Set exercise>
Lines that hold the word "coefficient" should be located and copied.

▶

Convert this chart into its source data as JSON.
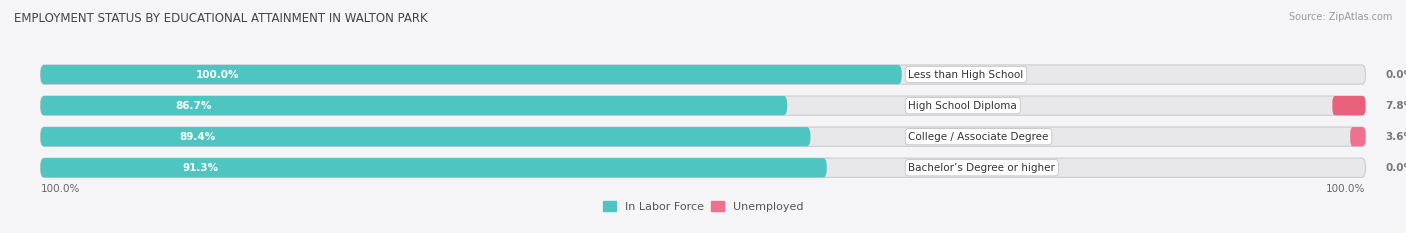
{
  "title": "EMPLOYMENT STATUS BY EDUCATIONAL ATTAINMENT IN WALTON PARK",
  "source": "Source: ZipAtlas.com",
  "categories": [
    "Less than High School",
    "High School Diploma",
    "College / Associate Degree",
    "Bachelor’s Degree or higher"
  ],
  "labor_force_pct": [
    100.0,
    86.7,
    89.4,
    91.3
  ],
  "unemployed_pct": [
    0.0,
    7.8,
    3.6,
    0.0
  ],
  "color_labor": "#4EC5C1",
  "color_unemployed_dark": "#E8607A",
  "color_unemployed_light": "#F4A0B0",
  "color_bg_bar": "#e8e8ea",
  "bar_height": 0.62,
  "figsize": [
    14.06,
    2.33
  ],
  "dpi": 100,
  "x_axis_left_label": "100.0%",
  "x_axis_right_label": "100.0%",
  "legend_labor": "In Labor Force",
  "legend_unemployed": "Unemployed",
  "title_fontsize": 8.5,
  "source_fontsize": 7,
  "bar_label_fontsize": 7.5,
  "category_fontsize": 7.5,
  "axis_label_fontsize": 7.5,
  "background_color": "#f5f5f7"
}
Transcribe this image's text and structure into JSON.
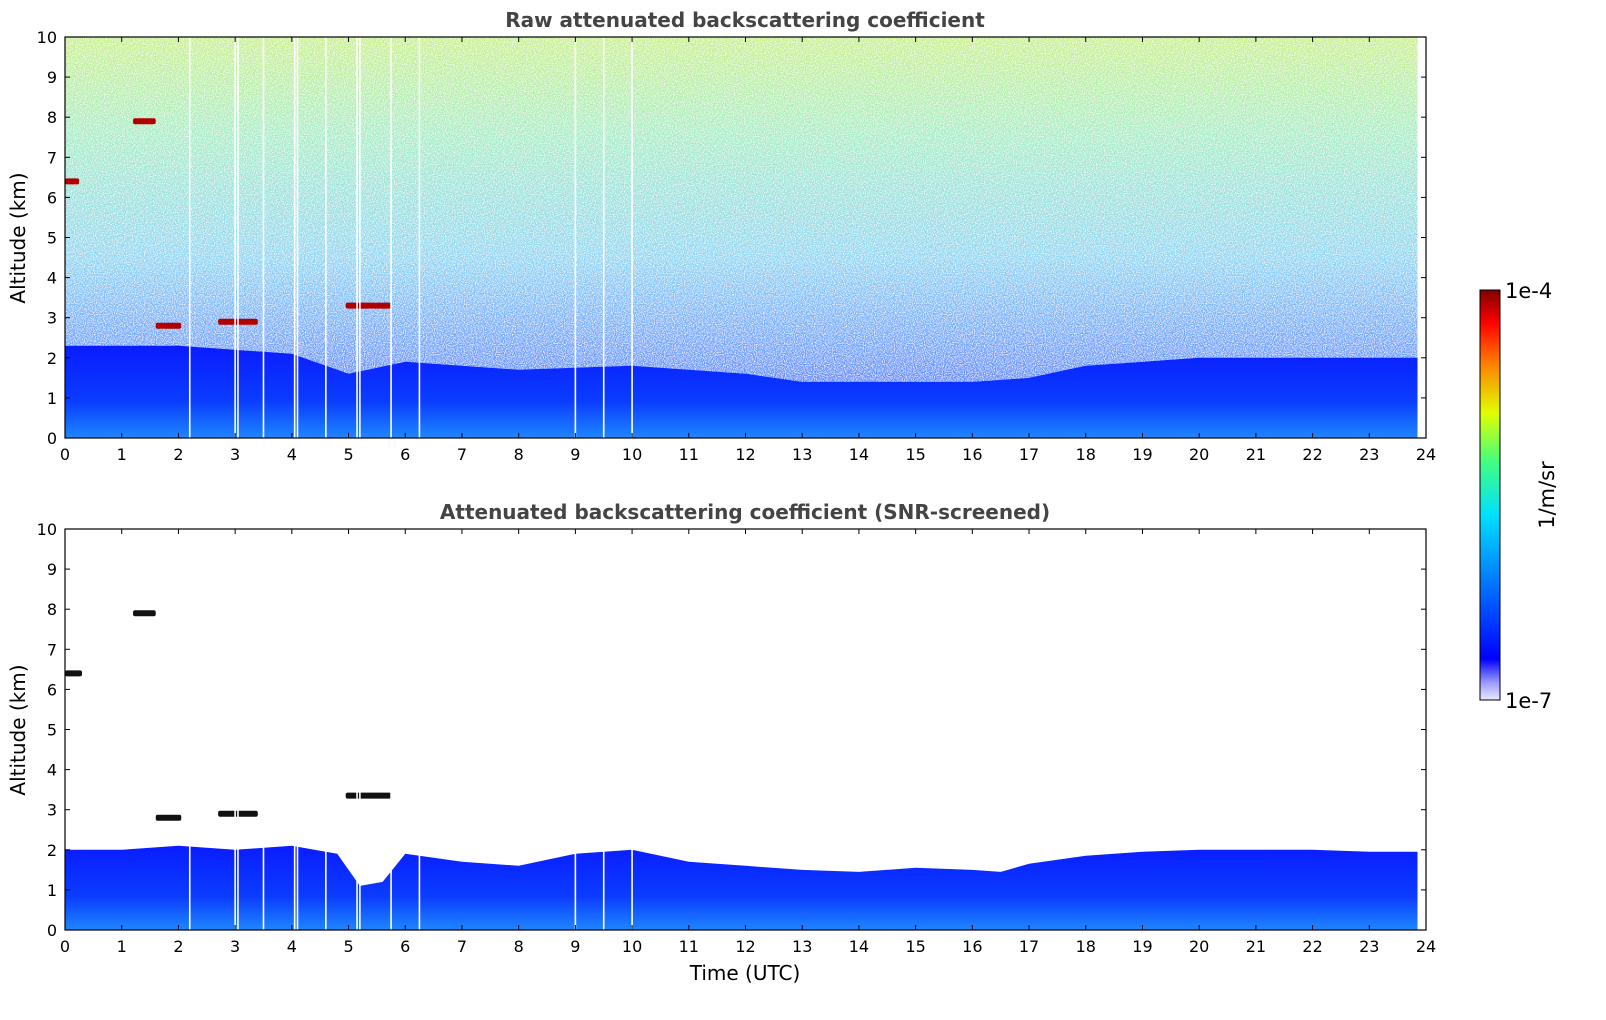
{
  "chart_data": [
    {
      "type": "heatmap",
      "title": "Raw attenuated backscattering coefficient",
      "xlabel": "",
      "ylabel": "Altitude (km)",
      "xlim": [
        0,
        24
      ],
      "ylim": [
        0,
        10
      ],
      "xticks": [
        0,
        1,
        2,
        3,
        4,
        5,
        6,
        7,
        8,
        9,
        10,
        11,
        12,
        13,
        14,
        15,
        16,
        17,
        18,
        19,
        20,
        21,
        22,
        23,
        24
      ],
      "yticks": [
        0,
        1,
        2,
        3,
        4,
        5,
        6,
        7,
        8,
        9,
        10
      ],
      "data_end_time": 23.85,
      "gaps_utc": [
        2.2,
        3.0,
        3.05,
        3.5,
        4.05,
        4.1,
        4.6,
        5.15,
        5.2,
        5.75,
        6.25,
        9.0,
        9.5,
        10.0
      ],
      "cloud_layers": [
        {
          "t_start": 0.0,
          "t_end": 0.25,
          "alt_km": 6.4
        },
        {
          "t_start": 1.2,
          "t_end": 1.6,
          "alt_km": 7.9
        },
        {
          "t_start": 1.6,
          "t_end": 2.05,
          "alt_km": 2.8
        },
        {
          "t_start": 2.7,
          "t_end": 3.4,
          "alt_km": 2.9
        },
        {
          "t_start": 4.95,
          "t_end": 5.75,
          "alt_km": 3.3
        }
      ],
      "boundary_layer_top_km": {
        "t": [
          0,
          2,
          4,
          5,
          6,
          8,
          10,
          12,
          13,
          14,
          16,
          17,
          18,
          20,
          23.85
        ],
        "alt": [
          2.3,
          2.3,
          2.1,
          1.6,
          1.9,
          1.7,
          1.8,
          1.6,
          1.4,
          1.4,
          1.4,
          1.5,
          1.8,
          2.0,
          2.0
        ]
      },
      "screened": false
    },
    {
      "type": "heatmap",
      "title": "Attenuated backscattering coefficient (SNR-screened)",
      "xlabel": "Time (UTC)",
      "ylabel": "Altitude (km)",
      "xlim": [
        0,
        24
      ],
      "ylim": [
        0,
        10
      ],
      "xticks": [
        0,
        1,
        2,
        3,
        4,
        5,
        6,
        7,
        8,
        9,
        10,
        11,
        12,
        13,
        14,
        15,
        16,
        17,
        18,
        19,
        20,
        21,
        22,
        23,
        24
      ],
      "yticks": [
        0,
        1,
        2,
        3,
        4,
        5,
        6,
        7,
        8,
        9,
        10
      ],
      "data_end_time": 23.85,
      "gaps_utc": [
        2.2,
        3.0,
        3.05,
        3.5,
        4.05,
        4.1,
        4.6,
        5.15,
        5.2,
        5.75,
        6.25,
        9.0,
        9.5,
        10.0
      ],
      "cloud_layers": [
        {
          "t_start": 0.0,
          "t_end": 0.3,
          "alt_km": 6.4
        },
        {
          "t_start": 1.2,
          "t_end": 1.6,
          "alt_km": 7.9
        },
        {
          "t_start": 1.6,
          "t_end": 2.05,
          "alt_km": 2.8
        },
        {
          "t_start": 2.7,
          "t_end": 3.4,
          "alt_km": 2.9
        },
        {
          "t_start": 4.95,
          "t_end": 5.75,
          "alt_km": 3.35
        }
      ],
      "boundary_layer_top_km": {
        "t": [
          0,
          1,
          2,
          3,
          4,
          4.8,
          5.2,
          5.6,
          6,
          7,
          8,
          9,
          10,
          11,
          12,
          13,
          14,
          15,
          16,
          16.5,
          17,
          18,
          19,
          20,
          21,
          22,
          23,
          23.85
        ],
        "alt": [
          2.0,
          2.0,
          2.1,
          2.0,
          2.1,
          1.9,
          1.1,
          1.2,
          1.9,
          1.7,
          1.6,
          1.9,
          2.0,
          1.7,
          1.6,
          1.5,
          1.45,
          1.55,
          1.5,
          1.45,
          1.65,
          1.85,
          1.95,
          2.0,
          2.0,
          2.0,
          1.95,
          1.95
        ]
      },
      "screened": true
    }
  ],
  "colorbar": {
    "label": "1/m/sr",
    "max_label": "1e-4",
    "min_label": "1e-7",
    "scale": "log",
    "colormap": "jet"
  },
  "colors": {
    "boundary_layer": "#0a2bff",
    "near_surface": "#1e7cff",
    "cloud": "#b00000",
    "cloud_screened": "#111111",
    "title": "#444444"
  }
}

◀

Written response>
      "title": "Raw attenuated backscattering coefficient",
      "title": "Attenuated backscattering coefficient (SNR-screened)",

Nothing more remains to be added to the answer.